• [What the task requires]: Once the pictures are set aside, transcribe the remaining data exactly.

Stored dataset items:
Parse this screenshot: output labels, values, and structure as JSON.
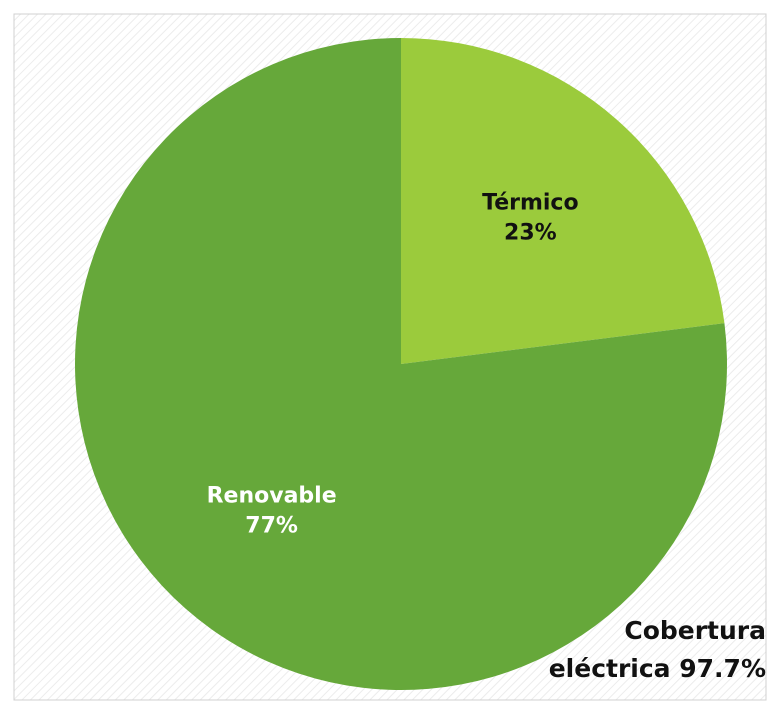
{
  "chart_data": {
    "type": "pie",
    "categories": [
      "Térmico",
      "Renovable"
    ],
    "values": [
      23,
      77
    ],
    "value_labels": [
      "23%",
      "77%"
    ],
    "colors": [
      "#9bcb3c",
      "#66a83a"
    ],
    "label_colors": [
      "#111111",
      "#ffffff"
    ],
    "start_angle": 0,
    "direction": "clockwise",
    "annotation": [
      "Cobertura",
      "eléctrica 97.7%"
    ]
  }
}
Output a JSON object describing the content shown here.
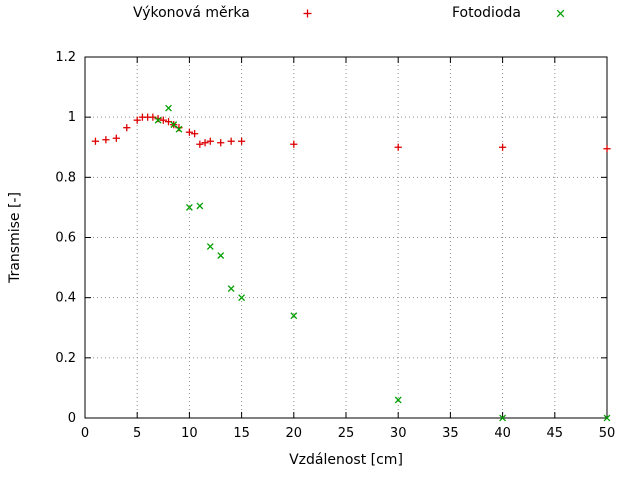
{
  "chart_data": {
    "type": "scatter",
    "title": "",
    "xlabel": "Vzdálenost [cm]",
    "ylabel": "Transmise [-]",
    "xlim": [
      0,
      50
    ],
    "ylim": [
      0,
      1.2
    ],
    "xticks": [
      0,
      5,
      10,
      15,
      20,
      25,
      30,
      35,
      40,
      45,
      50
    ],
    "yticks": [
      0,
      0.2,
      0.4,
      0.6,
      0.8,
      1,
      1.2
    ],
    "grid": true,
    "grid_style": "dotted",
    "legend_position": "top",
    "series": [
      {
        "name": "Výkonová měrka",
        "marker": "plus",
        "color": "#dd0000",
        "points": [
          [
            1,
            0.92
          ],
          [
            2,
            0.925
          ],
          [
            3,
            0.93
          ],
          [
            4,
            0.965
          ],
          [
            5,
            0.99
          ],
          [
            5.5,
            1.0
          ],
          [
            6,
            1.0
          ],
          [
            6.5,
            1.0
          ],
          [
            7,
            0.995
          ],
          [
            7.5,
            0.99
          ],
          [
            8,
            0.985
          ],
          [
            8.5,
            0.975
          ],
          [
            9,
            0.965
          ],
          [
            10,
            0.95
          ],
          [
            10.5,
            0.945
          ],
          [
            11,
            0.91
          ],
          [
            11.5,
            0.915
          ],
          [
            12,
            0.92
          ],
          [
            13,
            0.915
          ],
          [
            14,
            0.92
          ],
          [
            15,
            0.92
          ],
          [
            20,
            0.91
          ],
          [
            30,
            0.9
          ],
          [
            40,
            0.9
          ],
          [
            50,
            0.895
          ]
        ]
      },
      {
        "name": "Fotodioda",
        "marker": "cross",
        "color": "#00a000",
        "points": [
          [
            7,
            0.99
          ],
          [
            8,
            1.03
          ],
          [
            8.5,
            0.975
          ],
          [
            9,
            0.96
          ],
          [
            10,
            0.7
          ],
          [
            11,
            0.705
          ],
          [
            12,
            0.57
          ],
          [
            13,
            0.54
          ],
          [
            14,
            0.43
          ],
          [
            15,
            0.4
          ],
          [
            20,
            0.34
          ],
          [
            30,
            0.06
          ],
          [
            40,
            0.0
          ],
          [
            50,
            0.0
          ]
        ]
      }
    ]
  }
}
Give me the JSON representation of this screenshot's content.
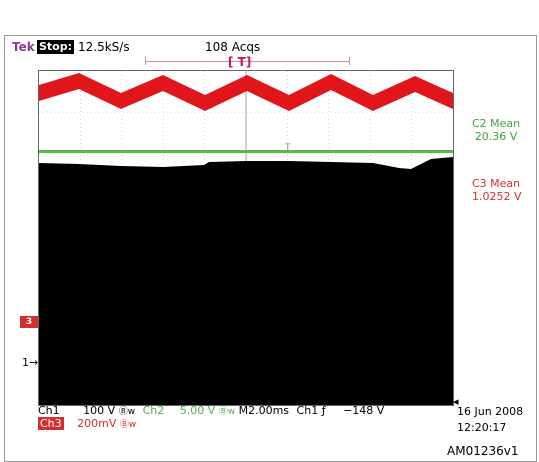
{
  "header": {
    "brand": "Tek",
    "state": "Stop:",
    "sample_rate": "12.5kS/s",
    "acqs": "108 Acqs",
    "trigger_marker": "[ T]"
  },
  "measurements": {
    "c2_label": "C2 Mean",
    "c2_value": "20.36 V",
    "c3_label": "C3 Mean",
    "c3_value": "1.0252 V"
  },
  "markers": {
    "ch3": "3",
    "ch1": "1→"
  },
  "footer": {
    "ch1_label": "Ch1",
    "ch1_scale": "100 V",
    "ch1_bw": "Ⓑw",
    "ch2_label": "Ch2",
    "ch2_scale": "5.00 V",
    "ch2_bw": "Ⓑw",
    "timebase": "M2.00ms",
    "trigger_source": "Ch1",
    "trigger_slope": "ƒ",
    "trigger_level": "−148 V",
    "ch3_label": "Ch3",
    "ch3_scale": "200mV",
    "ch3_bw": "Ⓑw",
    "date": "16 Jun 2008",
    "time": "12:20:17"
  },
  "figure_ref": "AM01236v1",
  "colors": {
    "ch1": "#000000",
    "ch2": "#4caf50",
    "ch3": "#d32f2f",
    "brand": "#8a3d96"
  }
}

• [Solution for this problem]:
Parse this screenshot: output labels, values, and structure as JSON.
{
  "chart_data": {
    "type": "pie",
    "categories": [
      "Térmico",
      "Renovable"
    ],
    "values": [
      23,
      77
    ],
    "value_labels": [
      "23%",
      "77%"
    ],
    "colors": [
      "#9bcb3c",
      "#66a83a"
    ],
    "label_colors": [
      "#111111",
      "#ffffff"
    ],
    "start_angle": 0,
    "direction": "clockwise",
    "annotation": [
      "Cobertura",
      "eléctrica 97.7%"
    ]
  }
}
Output a JSON object describing the content shown here.
{
  "chart_data": {
    "type": "scatter",
    "title": "",
    "xlabel": "Vzdálenost [cm]",
    "ylabel": "Transmise [-]",
    "xlim": [
      0,
      50
    ],
    "ylim": [
      0,
      1.2
    ],
    "xticks": [
      0,
      5,
      10,
      15,
      20,
      25,
      30,
      35,
      40,
      45,
      50
    ],
    "yticks": [
      0,
      0.2,
      0.4,
      0.6,
      0.8,
      1,
      1.2
    ],
    "grid": true,
    "grid_style": "dotted",
    "legend_position": "top",
    "series": [
      {
        "name": "Výkonová měrka",
        "marker": "plus",
        "color": "#dd0000",
        "points": [
          [
            1,
            0.92
          ],
          [
            2,
            0.925
          ],
          [
            3,
            0.93
          ],
          [
            4,
            0.965
          ],
          [
            5,
            0.99
          ],
          [
            5.5,
            1.0
          ],
          [
            6,
            1.0
          ],
          [
            6.5,
            1.0
          ],
          [
            7,
            0.995
          ],
          [
            7.5,
            0.99
          ],
          [
            8,
            0.985
          ],
          [
            8.5,
            0.975
          ],
          [
            9,
            0.965
          ],
          [
            10,
            0.95
          ],
          [
            10.5,
            0.945
          ],
          [
            11,
            0.91
          ],
          [
            11.5,
            0.915
          ],
          [
            12,
            0.92
          ],
          [
            13,
            0.915
          ],
          [
            14,
            0.92
          ],
          [
            15,
            0.92
          ],
          [
            20,
            0.91
          ],
          [
            30,
            0.9
          ],
          [
            40,
            0.9
          ],
          [
            50,
            0.895
          ]
        ]
      },
      {
        "name": "Fotodioda",
        "marker": "cross",
        "color": "#00a000",
        "points": [
          [
            7,
            0.99
          ],
          [
            8,
            1.03
          ],
          [
            8.5,
            0.975
          ],
          [
            9,
            0.96
          ],
          [
            10,
            0.7
          ],
          [
            11,
            0.705
          ],
          [
            12,
            0.57
          ],
          [
            13,
            0.54
          ],
          [
            14,
            0.43
          ],
          [
            15,
            0.4
          ],
          [
            20,
            0.34
          ],
          [
            30,
            0.06
          ],
          [
            40,
            0.0
          ],
          [
            50,
            0.0
          ]
        ]
      }
    ]
  }
}
Give me the JSON representation of this screenshot's content.
{
  "header": {
    "brand": "Tek",
    "state": "Stop:",
    "sample_rate": "12.5kS/s",
    "acqs": "108 Acqs",
    "trigger_marker": "[ T]"
  },
  "measurements": {
    "c2_label": "C2 Mean",
    "c2_value": "20.36 V",
    "c3_label": "C3 Mean",
    "c3_value": "1.0252 V"
  },
  "markers": {
    "ch3": "3",
    "ch1": "1→"
  },
  "footer": {
    "ch1_label": "Ch1",
    "ch1_scale": "100 V",
    "ch1_bw": "Ⓑw",
    "ch2_label": "Ch2",
    "ch2_scale": "5.00 V",
    "ch2_bw": "Ⓑw",
    "timebase": "M2.00ms",
    "trigger_source": "Ch1",
    "trigger_slope": "ƒ",
    "trigger_level": "−148 V",
    "ch3_label": "Ch3",
    "ch3_scale": "200mV",
    "ch3_bw": "Ⓑw",
    "date": "16 Jun 2008",
    "time": "12:20:17"
  },
  "figure_ref": "AM01236v1",
  "colors": {
    "ch1": "#000000",
    "ch2": "#4caf50",
    "ch3": "#d32f2f",
    "brand": "#8a3d96"
  }
}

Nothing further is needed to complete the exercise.